*** Given text

The Rolex Yacht-Master was introduced in 1992, and it was the first new model in the Rolex line since the Daytona was launched in 1964. The unconfirmed story of the Yacht-Master was that it was originally intended to be an updated Submariner. Rolex couldn’t make such a large change to the most iconic watch that had ever been produced, so the Yacht-Master was born. Yacht-Masters have always embodied luxury and included a precious metal in the watch. The first Yacht-Masters in 1992 were made from solid yellow gold and a few dial options. The Yacht-Master saw a lot of success, but it really took off in 2012 when the Rolesium, platinum and steel, model with the silver dial was released. Since then the Yacht-Master has been one of the most underrated watches in the Rolex lineup.

Lydia has been wearing this Yacht-Master 40 in Everose gold for a little while now as we saw it on her wrist back in April of 2021. The case is 40mm wide and is made from Rolex’s own 18k Everose gold. Rolex created their own rose gold alloy to ensure that the precious metal could meet their strict quality and durability requirements. Rolex stopped outsourcing and created their own foundry in the early 2000s to make its own gold, rose gold, and platinum for its watches.

The caseback on Ko’s watch is matching Everose gold and screws into the case giving the watch a 100 meter water resistance rating. On the side of the case is a screw down crown that is made from Everose gold and features a Triplock seal waterproof system. On tope of the case is the Yacht-Master’s legendary chunky bidirectional bezel. The bezel itself is made from Everose gold and contains a matte black Cerachrom ceramic insert. The ceramic insert is extremely scratch resistant and won’t fade from long term exposure to saltwater and UV rays.

******
*** Supplied records

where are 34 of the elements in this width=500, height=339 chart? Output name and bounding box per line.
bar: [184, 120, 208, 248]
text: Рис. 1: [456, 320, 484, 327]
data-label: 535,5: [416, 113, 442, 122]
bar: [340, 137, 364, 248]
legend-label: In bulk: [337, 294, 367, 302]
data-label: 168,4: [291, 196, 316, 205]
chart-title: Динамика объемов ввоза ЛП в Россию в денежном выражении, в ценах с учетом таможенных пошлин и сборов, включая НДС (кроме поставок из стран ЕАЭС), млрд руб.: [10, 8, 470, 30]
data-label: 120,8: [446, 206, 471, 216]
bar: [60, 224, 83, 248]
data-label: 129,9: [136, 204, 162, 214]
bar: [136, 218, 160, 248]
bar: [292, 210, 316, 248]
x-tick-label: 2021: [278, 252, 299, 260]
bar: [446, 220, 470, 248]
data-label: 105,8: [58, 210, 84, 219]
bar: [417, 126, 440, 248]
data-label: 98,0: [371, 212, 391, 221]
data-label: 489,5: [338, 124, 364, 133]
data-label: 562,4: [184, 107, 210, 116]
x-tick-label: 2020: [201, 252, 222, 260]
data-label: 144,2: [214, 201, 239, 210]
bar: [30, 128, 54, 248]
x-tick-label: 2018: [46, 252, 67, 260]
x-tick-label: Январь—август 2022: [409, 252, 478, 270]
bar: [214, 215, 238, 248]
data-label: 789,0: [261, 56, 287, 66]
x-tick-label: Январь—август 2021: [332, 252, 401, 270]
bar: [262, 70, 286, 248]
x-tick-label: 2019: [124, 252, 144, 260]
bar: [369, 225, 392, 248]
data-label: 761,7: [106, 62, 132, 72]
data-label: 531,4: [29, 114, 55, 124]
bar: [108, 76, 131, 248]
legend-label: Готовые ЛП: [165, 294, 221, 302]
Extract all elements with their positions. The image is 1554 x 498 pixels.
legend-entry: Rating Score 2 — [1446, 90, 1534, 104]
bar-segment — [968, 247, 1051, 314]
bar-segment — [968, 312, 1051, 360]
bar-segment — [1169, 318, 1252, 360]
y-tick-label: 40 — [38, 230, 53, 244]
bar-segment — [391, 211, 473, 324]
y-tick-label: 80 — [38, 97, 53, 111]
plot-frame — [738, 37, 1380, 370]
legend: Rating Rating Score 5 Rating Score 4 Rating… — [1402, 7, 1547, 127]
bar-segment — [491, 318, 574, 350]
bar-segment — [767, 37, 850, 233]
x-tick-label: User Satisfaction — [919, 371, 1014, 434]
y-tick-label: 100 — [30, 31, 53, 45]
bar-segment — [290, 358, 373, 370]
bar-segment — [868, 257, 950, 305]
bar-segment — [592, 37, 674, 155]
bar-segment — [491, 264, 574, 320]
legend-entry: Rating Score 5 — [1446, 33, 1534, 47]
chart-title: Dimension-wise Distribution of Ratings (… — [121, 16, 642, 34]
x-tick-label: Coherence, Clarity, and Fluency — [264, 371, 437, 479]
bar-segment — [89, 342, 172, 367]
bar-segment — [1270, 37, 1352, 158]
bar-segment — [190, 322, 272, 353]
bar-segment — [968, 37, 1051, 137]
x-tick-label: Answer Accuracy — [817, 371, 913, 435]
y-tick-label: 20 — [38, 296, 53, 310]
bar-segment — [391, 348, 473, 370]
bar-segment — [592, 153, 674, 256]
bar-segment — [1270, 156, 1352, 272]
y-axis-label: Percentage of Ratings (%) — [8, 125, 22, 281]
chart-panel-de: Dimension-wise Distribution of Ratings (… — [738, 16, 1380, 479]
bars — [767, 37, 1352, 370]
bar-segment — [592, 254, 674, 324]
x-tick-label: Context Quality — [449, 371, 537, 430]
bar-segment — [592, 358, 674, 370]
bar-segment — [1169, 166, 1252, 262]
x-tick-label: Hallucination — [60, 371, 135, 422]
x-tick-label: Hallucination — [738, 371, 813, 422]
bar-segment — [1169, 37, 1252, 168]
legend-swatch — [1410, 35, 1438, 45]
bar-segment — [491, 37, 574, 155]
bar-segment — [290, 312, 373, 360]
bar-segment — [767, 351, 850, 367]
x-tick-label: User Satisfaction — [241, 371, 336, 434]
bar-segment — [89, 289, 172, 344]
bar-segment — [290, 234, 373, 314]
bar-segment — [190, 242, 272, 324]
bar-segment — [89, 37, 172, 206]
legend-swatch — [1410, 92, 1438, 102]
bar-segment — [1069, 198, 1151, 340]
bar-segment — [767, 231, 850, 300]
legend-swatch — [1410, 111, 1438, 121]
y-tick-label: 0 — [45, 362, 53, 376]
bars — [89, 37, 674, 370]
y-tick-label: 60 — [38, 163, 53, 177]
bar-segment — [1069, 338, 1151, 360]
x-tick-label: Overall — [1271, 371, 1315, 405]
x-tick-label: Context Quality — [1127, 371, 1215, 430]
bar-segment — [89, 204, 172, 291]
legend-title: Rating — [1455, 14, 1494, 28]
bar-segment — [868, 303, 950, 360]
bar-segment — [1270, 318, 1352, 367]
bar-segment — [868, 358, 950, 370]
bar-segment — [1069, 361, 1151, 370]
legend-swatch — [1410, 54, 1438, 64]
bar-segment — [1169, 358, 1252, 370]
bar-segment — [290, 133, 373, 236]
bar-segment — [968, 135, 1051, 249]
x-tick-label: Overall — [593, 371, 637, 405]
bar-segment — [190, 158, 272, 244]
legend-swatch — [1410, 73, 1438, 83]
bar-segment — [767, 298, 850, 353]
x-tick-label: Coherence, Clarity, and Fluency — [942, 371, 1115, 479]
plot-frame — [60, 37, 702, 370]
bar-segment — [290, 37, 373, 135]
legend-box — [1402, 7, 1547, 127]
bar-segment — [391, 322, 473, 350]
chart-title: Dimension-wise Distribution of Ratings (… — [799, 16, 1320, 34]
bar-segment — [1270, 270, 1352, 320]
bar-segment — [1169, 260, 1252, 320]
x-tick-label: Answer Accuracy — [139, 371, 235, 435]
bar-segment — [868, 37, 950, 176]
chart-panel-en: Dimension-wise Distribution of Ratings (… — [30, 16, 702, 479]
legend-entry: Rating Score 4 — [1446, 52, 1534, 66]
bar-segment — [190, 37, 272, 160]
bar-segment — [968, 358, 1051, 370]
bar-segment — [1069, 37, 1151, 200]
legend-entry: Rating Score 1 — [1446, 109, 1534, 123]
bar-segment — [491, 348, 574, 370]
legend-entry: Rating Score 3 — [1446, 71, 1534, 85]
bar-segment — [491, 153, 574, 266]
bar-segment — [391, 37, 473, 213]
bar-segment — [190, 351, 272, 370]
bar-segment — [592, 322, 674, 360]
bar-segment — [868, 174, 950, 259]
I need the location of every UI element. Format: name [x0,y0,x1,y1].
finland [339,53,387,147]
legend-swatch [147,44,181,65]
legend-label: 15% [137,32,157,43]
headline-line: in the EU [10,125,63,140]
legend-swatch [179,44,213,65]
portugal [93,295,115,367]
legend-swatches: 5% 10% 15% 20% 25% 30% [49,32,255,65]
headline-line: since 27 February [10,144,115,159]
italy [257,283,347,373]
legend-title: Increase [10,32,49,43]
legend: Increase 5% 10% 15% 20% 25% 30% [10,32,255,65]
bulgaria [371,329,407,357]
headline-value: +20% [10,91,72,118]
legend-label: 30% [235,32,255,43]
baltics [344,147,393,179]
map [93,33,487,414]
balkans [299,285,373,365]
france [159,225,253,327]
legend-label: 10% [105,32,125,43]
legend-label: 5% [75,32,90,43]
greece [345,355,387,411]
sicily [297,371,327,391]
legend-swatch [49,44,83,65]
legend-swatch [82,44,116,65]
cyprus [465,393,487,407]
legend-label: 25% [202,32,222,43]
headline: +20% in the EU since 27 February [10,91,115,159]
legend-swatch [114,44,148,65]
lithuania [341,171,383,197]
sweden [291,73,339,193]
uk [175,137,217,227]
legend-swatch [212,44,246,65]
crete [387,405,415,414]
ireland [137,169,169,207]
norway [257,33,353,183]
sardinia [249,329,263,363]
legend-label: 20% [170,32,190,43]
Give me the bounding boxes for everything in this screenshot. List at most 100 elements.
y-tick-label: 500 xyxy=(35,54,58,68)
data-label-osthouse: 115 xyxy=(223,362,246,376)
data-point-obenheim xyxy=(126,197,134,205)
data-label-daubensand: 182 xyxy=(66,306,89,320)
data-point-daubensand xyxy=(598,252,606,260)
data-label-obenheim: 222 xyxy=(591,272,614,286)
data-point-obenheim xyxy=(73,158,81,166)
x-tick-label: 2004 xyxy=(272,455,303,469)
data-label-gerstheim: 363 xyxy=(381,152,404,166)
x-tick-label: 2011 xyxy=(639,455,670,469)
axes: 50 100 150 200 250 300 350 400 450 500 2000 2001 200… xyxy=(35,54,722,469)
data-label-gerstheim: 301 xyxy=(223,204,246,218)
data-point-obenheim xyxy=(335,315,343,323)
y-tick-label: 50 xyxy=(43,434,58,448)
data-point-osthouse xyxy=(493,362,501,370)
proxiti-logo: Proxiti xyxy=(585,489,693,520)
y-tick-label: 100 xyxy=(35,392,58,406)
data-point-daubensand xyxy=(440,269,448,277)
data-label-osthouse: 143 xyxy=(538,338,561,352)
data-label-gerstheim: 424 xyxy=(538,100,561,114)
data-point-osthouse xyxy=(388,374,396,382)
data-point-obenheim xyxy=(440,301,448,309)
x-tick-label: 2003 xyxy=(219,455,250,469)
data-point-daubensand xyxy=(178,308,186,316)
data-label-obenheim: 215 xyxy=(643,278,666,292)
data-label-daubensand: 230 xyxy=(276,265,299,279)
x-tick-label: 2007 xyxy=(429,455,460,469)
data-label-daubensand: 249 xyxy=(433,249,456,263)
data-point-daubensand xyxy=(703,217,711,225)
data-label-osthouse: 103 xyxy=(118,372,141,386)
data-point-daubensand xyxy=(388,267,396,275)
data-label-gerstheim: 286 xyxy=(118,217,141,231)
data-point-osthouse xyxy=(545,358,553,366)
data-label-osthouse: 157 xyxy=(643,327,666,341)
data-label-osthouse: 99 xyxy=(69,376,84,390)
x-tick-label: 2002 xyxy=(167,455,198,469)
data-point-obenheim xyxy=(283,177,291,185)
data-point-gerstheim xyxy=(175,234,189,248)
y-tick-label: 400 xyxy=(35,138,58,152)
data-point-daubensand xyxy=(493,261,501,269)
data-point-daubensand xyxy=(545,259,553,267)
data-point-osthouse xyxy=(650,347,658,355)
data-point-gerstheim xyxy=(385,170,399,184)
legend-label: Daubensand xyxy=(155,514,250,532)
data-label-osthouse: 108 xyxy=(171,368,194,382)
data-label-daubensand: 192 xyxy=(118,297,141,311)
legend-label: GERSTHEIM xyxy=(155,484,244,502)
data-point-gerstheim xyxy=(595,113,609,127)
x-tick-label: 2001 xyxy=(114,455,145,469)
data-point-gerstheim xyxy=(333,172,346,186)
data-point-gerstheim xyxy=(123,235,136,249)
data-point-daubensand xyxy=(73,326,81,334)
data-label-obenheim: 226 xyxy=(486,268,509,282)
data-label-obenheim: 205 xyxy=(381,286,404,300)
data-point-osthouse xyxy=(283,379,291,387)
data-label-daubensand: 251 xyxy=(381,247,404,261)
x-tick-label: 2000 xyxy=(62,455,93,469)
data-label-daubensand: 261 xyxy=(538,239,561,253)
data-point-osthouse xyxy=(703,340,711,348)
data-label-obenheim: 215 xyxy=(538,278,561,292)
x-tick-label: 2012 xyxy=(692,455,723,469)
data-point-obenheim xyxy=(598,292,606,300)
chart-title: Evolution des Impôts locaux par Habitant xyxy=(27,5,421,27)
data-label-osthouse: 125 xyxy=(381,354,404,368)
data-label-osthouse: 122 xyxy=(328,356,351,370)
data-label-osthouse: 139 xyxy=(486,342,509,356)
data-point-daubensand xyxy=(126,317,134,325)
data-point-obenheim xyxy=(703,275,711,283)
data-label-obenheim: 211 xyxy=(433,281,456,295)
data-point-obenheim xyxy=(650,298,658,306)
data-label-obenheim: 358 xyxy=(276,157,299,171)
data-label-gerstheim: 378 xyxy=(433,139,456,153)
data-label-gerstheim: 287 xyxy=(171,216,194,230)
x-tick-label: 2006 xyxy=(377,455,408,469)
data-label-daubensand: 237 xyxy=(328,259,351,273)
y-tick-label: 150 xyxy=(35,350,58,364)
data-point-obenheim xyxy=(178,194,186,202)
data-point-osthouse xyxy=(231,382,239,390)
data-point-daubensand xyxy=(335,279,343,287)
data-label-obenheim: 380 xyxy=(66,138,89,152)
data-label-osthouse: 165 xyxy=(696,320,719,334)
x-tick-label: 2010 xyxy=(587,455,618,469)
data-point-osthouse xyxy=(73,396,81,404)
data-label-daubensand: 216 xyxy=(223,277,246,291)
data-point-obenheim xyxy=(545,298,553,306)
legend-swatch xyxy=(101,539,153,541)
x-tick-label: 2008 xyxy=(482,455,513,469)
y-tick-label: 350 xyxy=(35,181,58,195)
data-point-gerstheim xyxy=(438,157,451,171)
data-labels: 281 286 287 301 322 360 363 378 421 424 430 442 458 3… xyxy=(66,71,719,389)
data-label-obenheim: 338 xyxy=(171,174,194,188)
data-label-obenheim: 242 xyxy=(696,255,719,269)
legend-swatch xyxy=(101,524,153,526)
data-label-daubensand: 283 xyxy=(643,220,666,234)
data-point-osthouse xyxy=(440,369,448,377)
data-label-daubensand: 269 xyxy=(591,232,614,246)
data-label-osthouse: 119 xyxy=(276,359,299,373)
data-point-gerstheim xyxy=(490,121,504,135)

******

- **Exercise requirements**
1) Please copy a portion of the Rolex Yacht-Master passage word for word. Begin at the words "Lydia has been" and stop after "for its watches.".
2) According to the Rolex Yacht-Master passage, what water resistance rating does the screw-in caseback give the watch?
3) Write the next part of the Rolex Yacht-Master passage, picking up after its final sentence.

- **Expected responses**
1)
Lydia has been wearing this Yacht-Master 40 in Everose gold for a little while now as we saw it on her wrist back in April of 2021. The case is 40mm wide and is made from Rolex’s own 18k Everose gold. Rolex created their own rose gold alloy to ensure that the precious metal could meet their strict quality and durability requirements. Rolex stopped outsourcing and created their own foundry in the early 2000s to make its own gold, rose gold, and platinum for its watches.

2) 100 meters

3)
The raised numerals on the bezel are polished for a contrasting look that is easier to read. A sapphire crystal covers the Intense Black dial and there is a magnifying Cyclops lens covering the date at 3 o’clock. Large Everose gold hour markers surround the dial and are filled with Rolex’s Chromalight luminescent material that glows with more of a blue light. The hour, minute, and second hands are all made from polished Everose gold and filled with the same Chromalight material.

The heart and brain of the Yacht-Master 40 is Rolex’s Calibre 3235 movement that is found in a few other Rolex models. The 3235 is a self-winding movement that uses the blue Parachrom hairspring that keeps accurate time regardless of the temperature and is very shock resistant. Rolex’s designed the Parachrom hairspring in house so they can control the quality and the acceptable tolerance is 0.1 microns, or about 1/1000 of a human hair. The 3235 has up to 70 hours of power reserve and is COSC certified to ensure its accuracy in all conditions.

A black Oysterflex strap holds the watch on the wrist and is far more than just a strip of rubber. Rolex encases flexible titanium and nickel “blades” in a high-performance elastomer. This metal spine adds durability while maintaining the soft comfort you expect from a rubber strap. The underside of the Oysterflex strap has a cushioning system molded into it that can also add stability on the wrist. An Everose gold Oysterlock safety clasp brings the strap together and contains Rolex’s Glidelock extension system to fine tune the fit without the use of any tools.

The Yacht-Master 40 in Everose has become a very popular model and is now hard to find at any Rolex dealer. Many didn’t think that a rose gold watch on a rubber strap would ever be something in high demand but that theory has been proven incorrect. If you can get one of these Yacht-Masters at the $28,050 retail price, then consider yourself lucky. Most will pay around $32,000 on the secondary market to get one on their wrist.